* WHAT IS ASKED *
Say how many lines of these entries include the word "pass", and answer with the number alone.
>> Start DATA TO USE
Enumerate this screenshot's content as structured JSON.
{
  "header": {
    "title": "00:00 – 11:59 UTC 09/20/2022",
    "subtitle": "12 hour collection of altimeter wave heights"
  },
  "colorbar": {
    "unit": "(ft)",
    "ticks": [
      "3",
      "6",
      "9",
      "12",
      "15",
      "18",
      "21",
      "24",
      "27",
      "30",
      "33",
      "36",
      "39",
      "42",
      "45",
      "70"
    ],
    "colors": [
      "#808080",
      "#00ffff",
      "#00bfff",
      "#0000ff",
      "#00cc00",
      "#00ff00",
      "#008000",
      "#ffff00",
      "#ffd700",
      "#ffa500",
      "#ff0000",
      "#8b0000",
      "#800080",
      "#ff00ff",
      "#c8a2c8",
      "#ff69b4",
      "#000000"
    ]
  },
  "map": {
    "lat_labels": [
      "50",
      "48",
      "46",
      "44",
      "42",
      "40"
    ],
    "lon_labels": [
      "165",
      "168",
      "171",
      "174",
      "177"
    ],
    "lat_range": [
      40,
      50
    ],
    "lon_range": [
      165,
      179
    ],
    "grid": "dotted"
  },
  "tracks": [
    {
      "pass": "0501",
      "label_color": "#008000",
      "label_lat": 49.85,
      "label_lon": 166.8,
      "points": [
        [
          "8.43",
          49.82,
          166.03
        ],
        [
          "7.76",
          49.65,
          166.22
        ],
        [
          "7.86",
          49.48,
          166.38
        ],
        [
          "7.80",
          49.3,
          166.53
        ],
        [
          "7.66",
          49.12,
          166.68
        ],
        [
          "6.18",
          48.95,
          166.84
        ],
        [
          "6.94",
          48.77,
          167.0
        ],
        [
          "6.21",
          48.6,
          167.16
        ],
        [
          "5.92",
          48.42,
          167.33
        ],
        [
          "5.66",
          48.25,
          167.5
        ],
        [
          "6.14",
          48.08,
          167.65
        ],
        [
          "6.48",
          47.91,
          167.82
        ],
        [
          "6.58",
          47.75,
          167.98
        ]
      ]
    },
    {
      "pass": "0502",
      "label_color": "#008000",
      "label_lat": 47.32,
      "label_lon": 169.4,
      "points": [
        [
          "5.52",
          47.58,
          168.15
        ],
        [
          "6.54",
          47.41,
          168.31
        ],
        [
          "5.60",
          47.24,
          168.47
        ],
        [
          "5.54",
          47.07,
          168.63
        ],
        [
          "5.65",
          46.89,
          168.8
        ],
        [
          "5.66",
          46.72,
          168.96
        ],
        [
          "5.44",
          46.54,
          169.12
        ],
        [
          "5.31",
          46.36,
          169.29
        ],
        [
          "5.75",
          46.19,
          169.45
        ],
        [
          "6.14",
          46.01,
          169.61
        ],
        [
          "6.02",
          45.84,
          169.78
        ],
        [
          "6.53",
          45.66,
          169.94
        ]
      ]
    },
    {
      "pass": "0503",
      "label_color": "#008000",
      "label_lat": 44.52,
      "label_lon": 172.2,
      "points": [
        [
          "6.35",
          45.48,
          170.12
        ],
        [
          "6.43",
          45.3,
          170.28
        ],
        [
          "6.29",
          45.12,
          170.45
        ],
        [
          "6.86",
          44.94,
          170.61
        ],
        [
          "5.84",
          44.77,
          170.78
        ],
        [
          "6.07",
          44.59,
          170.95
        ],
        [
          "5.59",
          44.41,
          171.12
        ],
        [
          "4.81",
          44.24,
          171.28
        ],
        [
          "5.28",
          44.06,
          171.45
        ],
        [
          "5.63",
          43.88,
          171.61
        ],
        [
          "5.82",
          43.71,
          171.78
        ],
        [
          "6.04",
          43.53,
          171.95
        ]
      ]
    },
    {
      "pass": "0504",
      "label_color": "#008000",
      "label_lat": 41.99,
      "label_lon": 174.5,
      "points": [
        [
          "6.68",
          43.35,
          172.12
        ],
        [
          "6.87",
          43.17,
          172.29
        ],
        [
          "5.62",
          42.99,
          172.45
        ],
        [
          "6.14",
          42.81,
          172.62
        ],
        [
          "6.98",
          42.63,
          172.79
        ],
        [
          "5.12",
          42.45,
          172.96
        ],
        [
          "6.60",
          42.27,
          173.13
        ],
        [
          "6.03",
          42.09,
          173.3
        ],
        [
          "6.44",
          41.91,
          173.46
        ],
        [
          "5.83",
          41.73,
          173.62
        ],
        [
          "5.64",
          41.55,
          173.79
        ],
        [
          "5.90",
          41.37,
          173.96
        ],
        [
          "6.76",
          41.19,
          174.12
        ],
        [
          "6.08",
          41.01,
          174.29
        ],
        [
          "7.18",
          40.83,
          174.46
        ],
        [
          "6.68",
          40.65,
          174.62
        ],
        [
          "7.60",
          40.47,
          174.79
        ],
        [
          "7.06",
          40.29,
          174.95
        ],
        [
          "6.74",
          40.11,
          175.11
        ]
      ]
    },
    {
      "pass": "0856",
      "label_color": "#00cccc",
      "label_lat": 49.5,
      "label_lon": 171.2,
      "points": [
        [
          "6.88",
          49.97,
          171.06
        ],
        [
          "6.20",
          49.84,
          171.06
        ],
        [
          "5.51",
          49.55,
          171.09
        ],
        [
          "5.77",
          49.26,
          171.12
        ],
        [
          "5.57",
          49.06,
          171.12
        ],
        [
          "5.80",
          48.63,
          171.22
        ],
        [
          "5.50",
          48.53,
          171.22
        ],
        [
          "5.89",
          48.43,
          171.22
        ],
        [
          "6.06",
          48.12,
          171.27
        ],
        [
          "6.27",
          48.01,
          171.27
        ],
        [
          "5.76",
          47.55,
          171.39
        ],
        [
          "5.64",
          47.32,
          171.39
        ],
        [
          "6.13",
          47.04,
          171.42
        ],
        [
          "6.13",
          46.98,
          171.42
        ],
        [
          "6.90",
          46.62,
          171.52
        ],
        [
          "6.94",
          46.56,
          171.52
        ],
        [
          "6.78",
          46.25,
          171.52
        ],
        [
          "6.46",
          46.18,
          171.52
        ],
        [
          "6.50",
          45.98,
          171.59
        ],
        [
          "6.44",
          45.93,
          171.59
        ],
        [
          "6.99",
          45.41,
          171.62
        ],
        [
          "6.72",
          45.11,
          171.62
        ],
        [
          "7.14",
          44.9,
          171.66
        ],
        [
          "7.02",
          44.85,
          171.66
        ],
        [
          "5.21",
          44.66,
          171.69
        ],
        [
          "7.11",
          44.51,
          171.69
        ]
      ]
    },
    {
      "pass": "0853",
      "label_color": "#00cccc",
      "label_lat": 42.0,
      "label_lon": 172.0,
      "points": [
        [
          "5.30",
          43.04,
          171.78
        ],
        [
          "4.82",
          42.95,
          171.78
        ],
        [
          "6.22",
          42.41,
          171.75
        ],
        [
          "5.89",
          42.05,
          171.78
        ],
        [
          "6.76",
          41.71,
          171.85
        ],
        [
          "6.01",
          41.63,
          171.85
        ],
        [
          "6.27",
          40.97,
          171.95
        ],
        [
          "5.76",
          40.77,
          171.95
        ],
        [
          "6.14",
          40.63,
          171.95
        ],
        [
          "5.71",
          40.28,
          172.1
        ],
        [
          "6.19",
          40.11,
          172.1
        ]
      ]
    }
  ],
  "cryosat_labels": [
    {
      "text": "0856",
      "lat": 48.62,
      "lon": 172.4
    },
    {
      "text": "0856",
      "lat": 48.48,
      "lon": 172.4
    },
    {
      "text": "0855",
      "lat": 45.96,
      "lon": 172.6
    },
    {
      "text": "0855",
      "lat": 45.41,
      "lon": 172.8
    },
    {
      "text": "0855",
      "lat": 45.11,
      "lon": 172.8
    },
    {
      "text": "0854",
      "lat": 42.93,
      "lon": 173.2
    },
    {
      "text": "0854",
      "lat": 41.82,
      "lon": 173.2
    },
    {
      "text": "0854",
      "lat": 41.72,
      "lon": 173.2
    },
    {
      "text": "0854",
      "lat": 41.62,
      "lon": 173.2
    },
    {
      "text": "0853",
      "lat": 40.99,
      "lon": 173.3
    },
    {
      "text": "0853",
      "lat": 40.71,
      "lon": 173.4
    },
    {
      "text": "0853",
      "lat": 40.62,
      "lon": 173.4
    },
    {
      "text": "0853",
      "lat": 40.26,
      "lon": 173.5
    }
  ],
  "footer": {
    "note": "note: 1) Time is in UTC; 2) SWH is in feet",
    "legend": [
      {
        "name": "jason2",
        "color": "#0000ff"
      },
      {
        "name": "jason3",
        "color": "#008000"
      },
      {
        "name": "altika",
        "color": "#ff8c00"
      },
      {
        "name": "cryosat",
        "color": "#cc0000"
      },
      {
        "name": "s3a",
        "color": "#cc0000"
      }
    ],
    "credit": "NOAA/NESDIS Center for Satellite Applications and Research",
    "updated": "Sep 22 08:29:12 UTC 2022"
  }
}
>> End DATA TO USE
* FULL SOLUTION *
6